» Short task
Which lines of the records contain "耕者有其权"? Collect every one of them.

» Saved data entries
::::::

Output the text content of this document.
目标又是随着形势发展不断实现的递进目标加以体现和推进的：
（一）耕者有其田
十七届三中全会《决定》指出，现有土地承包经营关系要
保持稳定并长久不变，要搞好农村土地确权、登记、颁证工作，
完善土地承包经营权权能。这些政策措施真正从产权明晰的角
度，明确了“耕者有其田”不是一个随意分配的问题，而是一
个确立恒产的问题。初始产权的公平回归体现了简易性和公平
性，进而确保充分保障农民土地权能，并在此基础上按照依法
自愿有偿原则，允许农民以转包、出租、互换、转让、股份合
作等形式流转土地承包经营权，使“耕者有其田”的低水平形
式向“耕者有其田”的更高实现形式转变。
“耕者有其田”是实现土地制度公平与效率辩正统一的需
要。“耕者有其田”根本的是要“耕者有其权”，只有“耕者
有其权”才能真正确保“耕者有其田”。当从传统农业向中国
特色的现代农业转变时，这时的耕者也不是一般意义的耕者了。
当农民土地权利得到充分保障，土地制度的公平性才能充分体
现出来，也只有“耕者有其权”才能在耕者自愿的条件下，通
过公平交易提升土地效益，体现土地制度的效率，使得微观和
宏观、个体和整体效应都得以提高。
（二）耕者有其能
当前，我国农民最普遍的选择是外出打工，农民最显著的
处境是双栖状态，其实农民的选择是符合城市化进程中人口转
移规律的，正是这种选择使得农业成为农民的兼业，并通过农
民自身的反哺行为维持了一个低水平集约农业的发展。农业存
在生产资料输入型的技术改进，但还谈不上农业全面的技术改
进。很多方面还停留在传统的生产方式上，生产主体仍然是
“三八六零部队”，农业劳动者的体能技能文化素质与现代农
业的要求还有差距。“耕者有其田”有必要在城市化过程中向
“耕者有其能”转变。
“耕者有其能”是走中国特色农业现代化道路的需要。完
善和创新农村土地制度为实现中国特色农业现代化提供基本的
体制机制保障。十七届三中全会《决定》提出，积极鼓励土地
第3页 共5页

::::::

» Finished exercise
要。“耕者有其田”根本的是要“耕者有其权”，只有“耕者
现出来，也只有“耕者有其权”才能在耕者自愿的条件下，通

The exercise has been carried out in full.